── Supplied records

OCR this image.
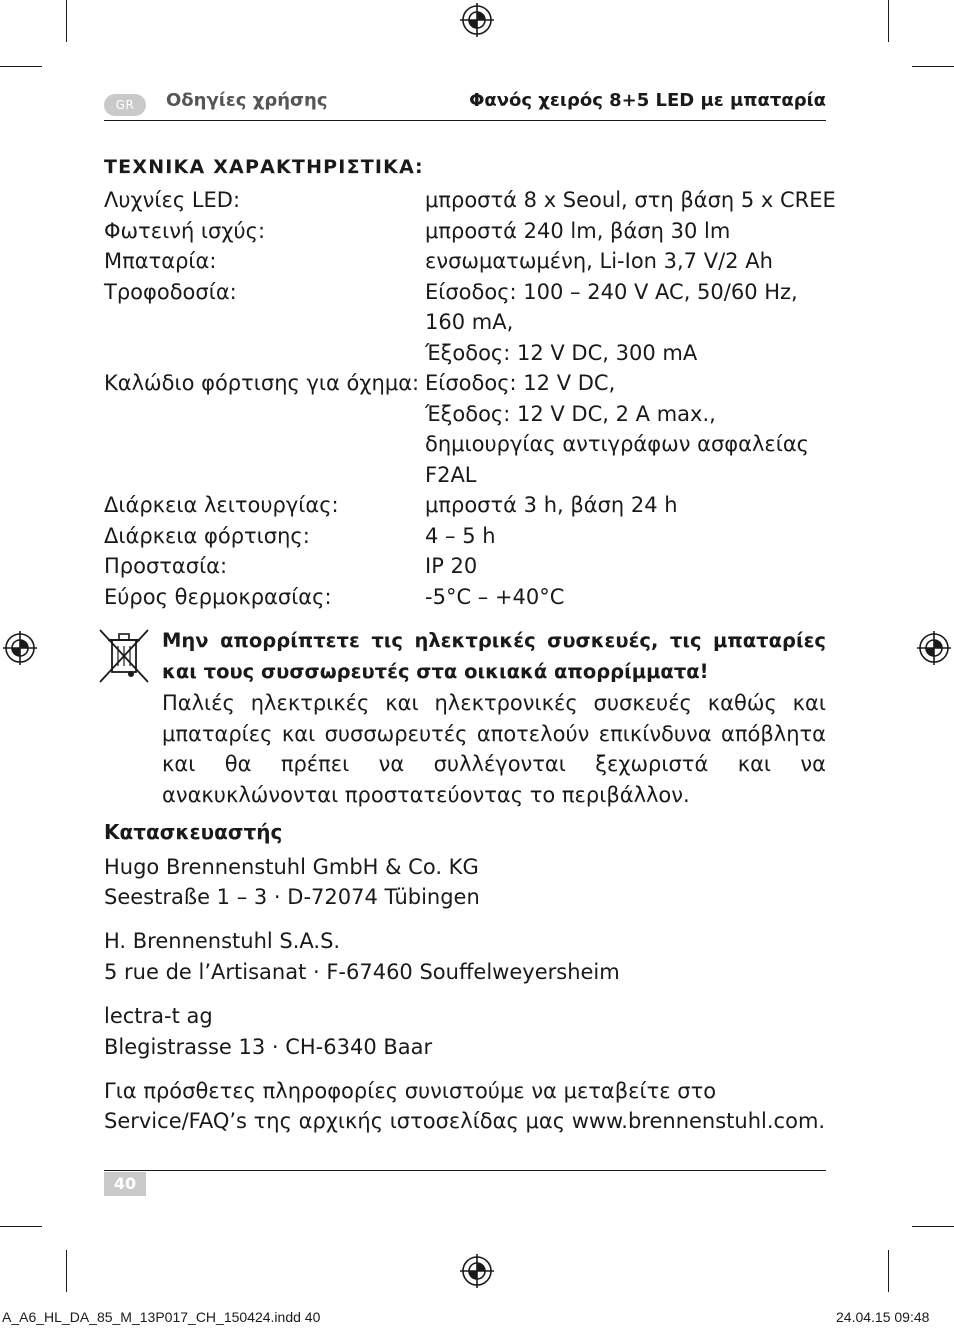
GR	Οδηγίες χρήσης	Φανός χειρός 8+5 LED με μπαταρία
ΤΕΧΝΙΚΑ ΧΑΡΑΚΤΗΡΙΣΤΙΚΑ:
Λυχνίες LED:	μπροστά 8 x Seoul, στη βάση 5 x CREE
Φωτεινή ισχύς:	μπροστά 240 lm, βάση 30 lm
Μπαταρία:	ενσωματωμένη, Li-Ion 3,7 V/2 Ah
Τροφοδοσία:	Είσοδος: 100 – 240 V AC, 50/60 Hz,
160 mA,
Έξοδος: 12 V DC, 300 mA
Καλώδιο φόρτισης για όχημα: Είσοδος: 12 V DC,
Έξοδος: 12 V DC, 2 A max.,
δημιουργίας αντιγράφων ασφαλείας
F2AL
Διάρκεια λειτουργίας:	μπροστά 3 h, βάση 24 h
Διάρκεια φόρτισης:	4 – 5 h
Προστασία:	IP 20
Εύρος θερμοκρασίας:	-5°C – +40°C
Μην απορρίπτετε τις ηλεκτρικές συσκευές, τις μπαταρίες και τους συσσωρευτές στα οικιακά απορρίμματα!
Παλιές ηλεκτρικές και ηλεκτρονικές συσκευές καθώς και μπαταρίες και συσσωρευτές αποτελούν επικίνδυνα απόβλητα και θα πρέπει να συλλέγονται ξεχωριστά και να ανακυκλώνονται προστατεύοντας το περιβάλλον.
Κατασκευαστής
Hugo Brennenstuhl GmbH & Co. KG
Seestraße 1 – 3 · D-72074 Tübingen
H. Brennenstuhl S.A.S.
5 rue de l’Artisanat · F-67460 Souffelweyersheim
lectra-t ag
Blegistrasse 13 · CH-6340 Baar
Για πρόσθετες πληροφορίες συνιστούμε να μεταβείτε στο
Service/FAQ’s της αρχικής ιστοσελίδας μας www.brennenstuhl.com.
40
A_A6_HL_DA_85_M_13P017_CH_150424.indd 40	24.04.15 09:48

────

Your goal: From the material, report only how many lines include the word "συσκευές".

The completed task: 2